═════ Task input ═════

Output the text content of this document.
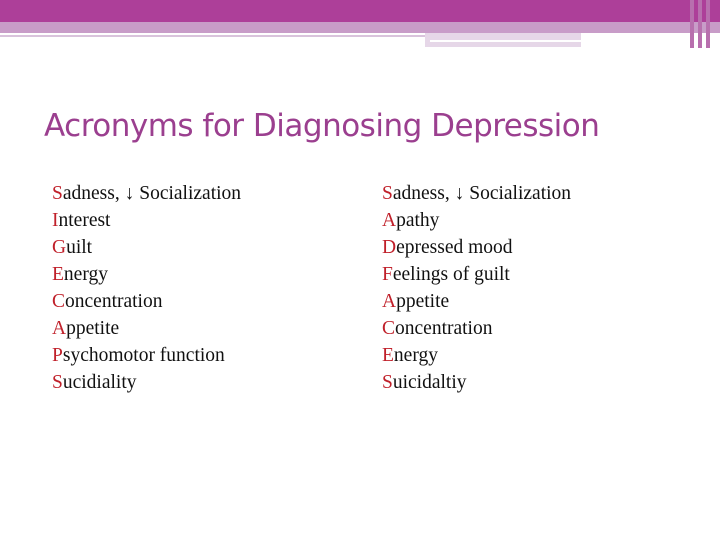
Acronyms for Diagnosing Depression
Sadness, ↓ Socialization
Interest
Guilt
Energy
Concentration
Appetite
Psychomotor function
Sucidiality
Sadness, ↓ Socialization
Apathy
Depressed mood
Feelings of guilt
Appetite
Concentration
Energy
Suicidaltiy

═════

_What is expected_
Print out the lines exactly, skipping any picture.

_Reply_
Output the text content of this document.
Acronyms for Diagnosing Depression
Sadness, ↓ Socialization
Interest
Guilt
Energy
Concentration
Appetite
Psychomotor function
Sucidiality
Sadness, ↓ Socialization
Apathy
Depressed mood
Feelings of guilt
Appetite
Concentration
Energy
Suicidaltiy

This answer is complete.